begin Data entries

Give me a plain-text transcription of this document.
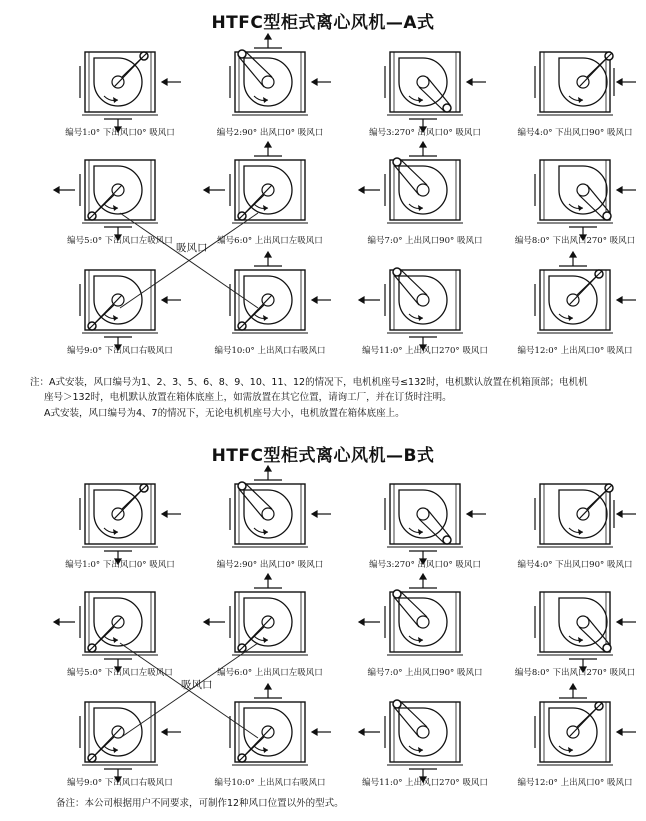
HTFC型柜式离心风机—A式
HTFC型柜式离心风机—B式
编号1:0° 下出风口0° 吸风口	编号2:90° 出风口0° 吸风口	编号3:270° 出风口0° 吸风口	编号4:0° 下出风口90° 吸风口
编号5:0° 下出风口左吸风口	编号6:0° 上出风口左吸风口	编号7:0° 上出风口90° 吸风口	编号8:0° 下出风口270° 吸风口
编号9:0° 下出风口右吸风口	编号10:0° 上出风口右吸风口	编号11:0° 上出风口270° 吸风口	编号12:0° 上出风口0° 吸风口
编号1:0° 下出风口0° 吸风口	编号2:90° 出风口0° 吸风口	编号3:270° 出风口0° 吸风口	编号4:0° 下出风口90° 吸风口
编号5:0° 下出风口左吸风口	编号6:0° 上出风口左吸风口	编号7:0° 上出风口90° 吸风口	编号8:0° 下出风口270° 吸风口
编号9:0° 下出风口右吸风口	编号10:0° 上出风口右吸风口	编号11:0° 上出风口270° 吸风口	编号12:0° 上出风口0° 吸风口
吸风口
吸风口
注：A式安装，风口编号为1、2、3、5、6、8、9、10、11、12的情况下，电机机座号≤132时，电机默认放置在机箱顶部；电机机
座号＞132时，电机默认放置在箱体底座上，如需放置在其它位置，请询工厂，并在订货时注明。
A式安装，风口编号为4、7的情况下，无论电机机座号大小，电机放置在箱体底座上。
备注：本公司根据用户不同要求，可制作12种风口位置以外的型式。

end Data entries

Task prompt: Search the records for the word "A式安装" and copy every line where it occurs.

Task result:
注：A式安装，风口编号为1、2、3、5、6、8、9、10、11、12的情况下，电机机座号≤132时，电机默认放置在机箱顶部；电机机
A式安装，风口编号为4、7的情况下，无论电机机座号大小，电机放置在箱体底座上。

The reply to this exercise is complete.